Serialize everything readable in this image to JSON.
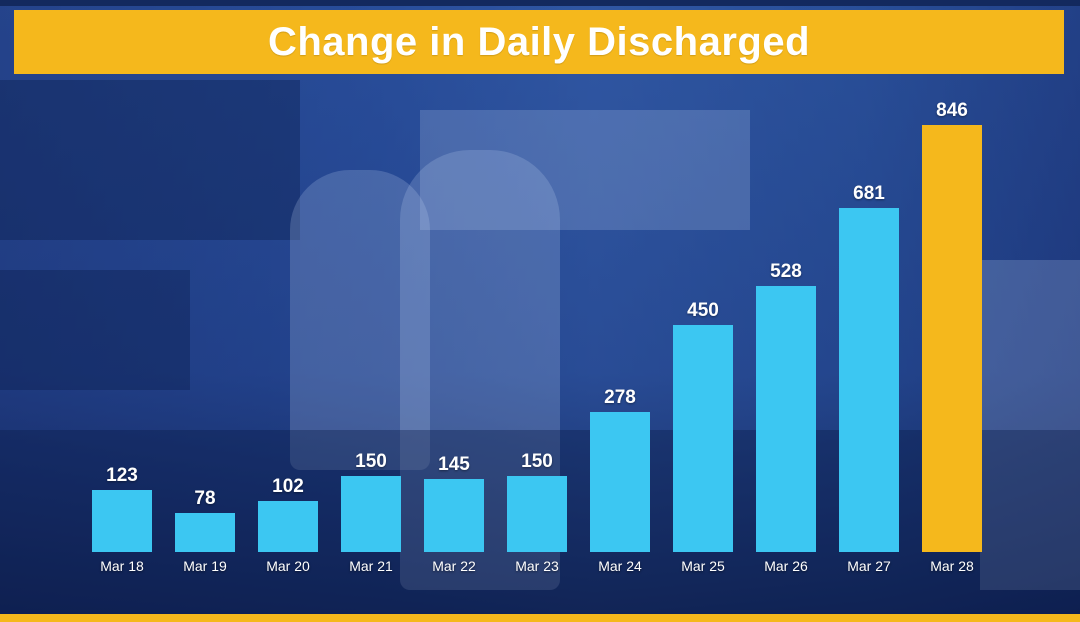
{
  "chart_data": {
    "type": "bar",
    "title": "Change in Daily Discharged",
    "xlabel": "",
    "ylabel": "",
    "categories": [
      "Mar 18",
      "Mar 19",
      "Mar 20",
      "Mar 21",
      "Mar 22",
      "Mar 23",
      "Mar 24",
      "Mar 25",
      "Mar 26",
      "Mar 27",
      "Mar 28"
    ],
    "values": [
      123,
      78,
      102,
      150,
      145,
      150,
      278,
      450,
      528,
      681,
      846
    ],
    "ylim": [
      0,
      846
    ],
    "grid": false,
    "legend": "none",
    "highlight_index": 10
  },
  "colors": {
    "banner": "#f5b81c",
    "bar": "#3cc7f2",
    "highlight_bar": "#f5b81c",
    "text": "#ffffff"
  }
}
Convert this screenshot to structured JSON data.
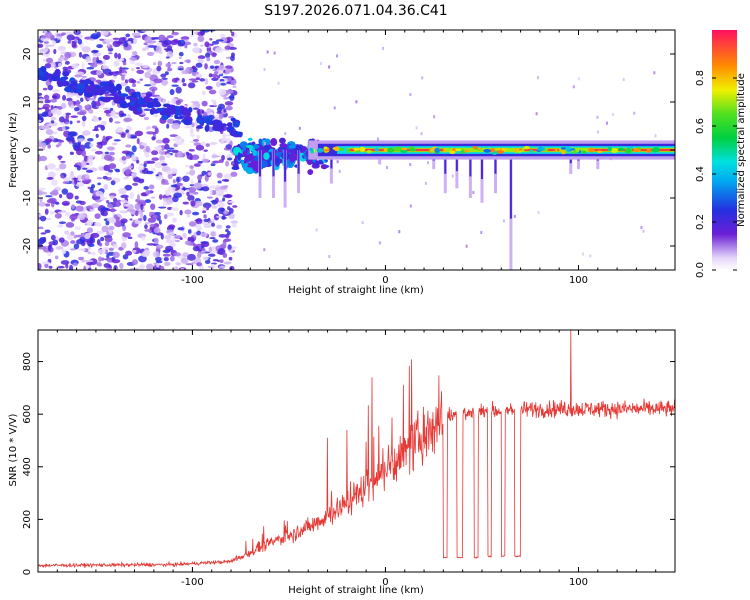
{
  "title": "S197.2026.071.04.36.C41",
  "colors": {
    "snr_line": "#e53935",
    "frame": "#000000"
  },
  "chart_data": [
    {
      "type": "heatmap",
      "name": "spectrogram",
      "xlabel": "Height of straight line (km)",
      "ylabel": "Frequency (Hz)",
      "xlim": [
        -180,
        150
      ],
      "ylim": [
        -25,
        25
      ],
      "xticks": [
        -100,
        0,
        100
      ],
      "xtick_labels": [
        "-100",
        "0",
        "100"
      ],
      "yticks": [
        -20,
        -10,
        0,
        10,
        20
      ],
      "ytick_labels": [
        "-20",
        "-10",
        "0",
        "10",
        "20"
      ],
      "colorbar": {
        "label": "Normalized spectral amplitude",
        "range": [
          0.0,
          1.0
        ],
        "ticks": [
          0.0,
          0.2,
          0.4,
          0.6,
          0.8
        ],
        "tick_labels": [
          "0.0",
          "0.2",
          "0.4",
          "0.6",
          "0.8"
        ],
        "colormap": "rainbow (white-violet-blue-cyan-green-yellow-orange-red)"
      },
      "features": {
        "noise_region_km": [
          -180,
          -78
        ],
        "diagonal_trace": {
          "from_km": -180,
          "from_hz": 16,
          "to_km": -75,
          "to_hz": 4
        },
        "narrowband_line_hz": 0,
        "narrowband_start_km": -40,
        "dropout_km": [
          30,
          37,
          44,
          50,
          57,
          65
        ]
      }
    },
    {
      "type": "line",
      "name": "snr",
      "xlabel": "Height of straight line (km)",
      "ylabel": "SNR (10 * V/V)",
      "xlim": [
        -180,
        150
      ],
      "ylim": [
        0,
        920
      ],
      "xticks": [
        -100,
        0,
        100
      ],
      "xtick_labels": [
        "-100",
        "0",
        "100"
      ],
      "yticks": [
        0,
        200,
        400,
        600,
        800
      ],
      "ytick_labels": [
        "0",
        "200",
        "400",
        "600",
        "800"
      ],
      "series": [
        {
          "name": "SNR",
          "trend_x": [
            -180,
            -110,
            -80,
            -60,
            -40,
            -20,
            -5,
            10,
            20,
            30,
            50,
            80,
            150
          ],
          "trend_y": [
            25,
            28,
            40,
            110,
            170,
            260,
            360,
            450,
            520,
            590,
            610,
            620,
            620
          ],
          "spikes": [
            {
              "x": -7,
              "y": 740
            },
            {
              "x": 96,
              "y": 920
            },
            {
              "x": -30,
              "y": 510
            },
            {
              "x": -20,
              "y": 540
            }
          ],
          "dropouts": [
            {
              "from": 30,
              "to": 32,
              "y": 55
            },
            {
              "from": 37,
              "to": 40,
              "y": 55
            },
            {
              "from": 46,
              "to": 48,
              "y": 55
            },
            {
              "from": 53,
              "to": 55,
              "y": 60
            },
            {
              "from": 60,
              "to": 62,
              "y": 60
            },
            {
              "from": 67,
              "to": 70,
              "y": 60
            }
          ]
        }
      ]
    }
  ]
}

====

Give the number of lines that hold the word "ylabel" in these records, with nothing added.

3